### Records for this task ###

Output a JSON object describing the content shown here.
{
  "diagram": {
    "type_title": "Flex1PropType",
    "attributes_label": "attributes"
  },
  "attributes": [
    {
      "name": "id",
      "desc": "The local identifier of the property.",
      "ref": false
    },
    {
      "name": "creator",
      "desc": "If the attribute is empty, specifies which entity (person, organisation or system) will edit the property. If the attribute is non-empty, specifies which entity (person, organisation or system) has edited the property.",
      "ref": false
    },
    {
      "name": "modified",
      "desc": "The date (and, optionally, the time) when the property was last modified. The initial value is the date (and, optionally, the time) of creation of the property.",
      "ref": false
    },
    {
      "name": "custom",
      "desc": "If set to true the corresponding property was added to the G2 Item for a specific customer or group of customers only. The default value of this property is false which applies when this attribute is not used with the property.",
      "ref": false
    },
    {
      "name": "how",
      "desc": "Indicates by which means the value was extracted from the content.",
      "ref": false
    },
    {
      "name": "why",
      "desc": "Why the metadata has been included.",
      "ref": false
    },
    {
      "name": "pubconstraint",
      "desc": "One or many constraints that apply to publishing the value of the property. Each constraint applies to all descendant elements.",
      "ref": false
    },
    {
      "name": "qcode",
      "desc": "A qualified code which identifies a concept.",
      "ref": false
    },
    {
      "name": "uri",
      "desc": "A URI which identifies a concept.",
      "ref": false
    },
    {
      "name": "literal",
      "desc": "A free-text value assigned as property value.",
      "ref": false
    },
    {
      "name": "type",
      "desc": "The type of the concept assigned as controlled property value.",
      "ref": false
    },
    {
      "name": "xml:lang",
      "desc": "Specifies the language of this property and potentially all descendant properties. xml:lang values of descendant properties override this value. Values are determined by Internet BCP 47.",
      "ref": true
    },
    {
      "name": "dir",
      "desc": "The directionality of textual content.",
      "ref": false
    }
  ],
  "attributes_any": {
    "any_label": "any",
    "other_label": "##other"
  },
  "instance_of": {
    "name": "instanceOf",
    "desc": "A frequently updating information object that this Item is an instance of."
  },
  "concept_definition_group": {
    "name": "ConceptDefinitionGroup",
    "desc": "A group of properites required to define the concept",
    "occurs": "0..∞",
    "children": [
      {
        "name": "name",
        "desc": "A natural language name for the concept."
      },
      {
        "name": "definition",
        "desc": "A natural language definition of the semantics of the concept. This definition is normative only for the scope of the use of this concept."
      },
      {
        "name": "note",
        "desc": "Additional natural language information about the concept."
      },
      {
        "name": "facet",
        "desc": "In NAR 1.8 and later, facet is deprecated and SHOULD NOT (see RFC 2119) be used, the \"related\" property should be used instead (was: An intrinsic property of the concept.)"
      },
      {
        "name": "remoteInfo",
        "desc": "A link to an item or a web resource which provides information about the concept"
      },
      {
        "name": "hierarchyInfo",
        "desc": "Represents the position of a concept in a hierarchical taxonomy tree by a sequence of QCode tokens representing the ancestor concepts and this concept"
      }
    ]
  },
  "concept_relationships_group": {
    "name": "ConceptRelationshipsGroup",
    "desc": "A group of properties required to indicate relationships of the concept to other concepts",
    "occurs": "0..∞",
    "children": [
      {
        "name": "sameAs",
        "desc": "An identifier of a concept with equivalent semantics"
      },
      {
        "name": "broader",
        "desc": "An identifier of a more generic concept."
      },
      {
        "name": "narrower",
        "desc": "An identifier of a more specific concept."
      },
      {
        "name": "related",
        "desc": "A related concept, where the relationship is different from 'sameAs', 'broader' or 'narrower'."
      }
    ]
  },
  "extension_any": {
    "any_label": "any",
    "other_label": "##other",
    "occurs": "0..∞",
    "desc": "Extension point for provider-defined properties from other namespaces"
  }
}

###

Written task:
Which lines above hold the word "sameAs"? Copy each of them.

Response to this exercise:
        "name": "sameAs",
        "desc": "A related concept, where the relationship is different from 'sameAs', 'broader' or 'narrower'."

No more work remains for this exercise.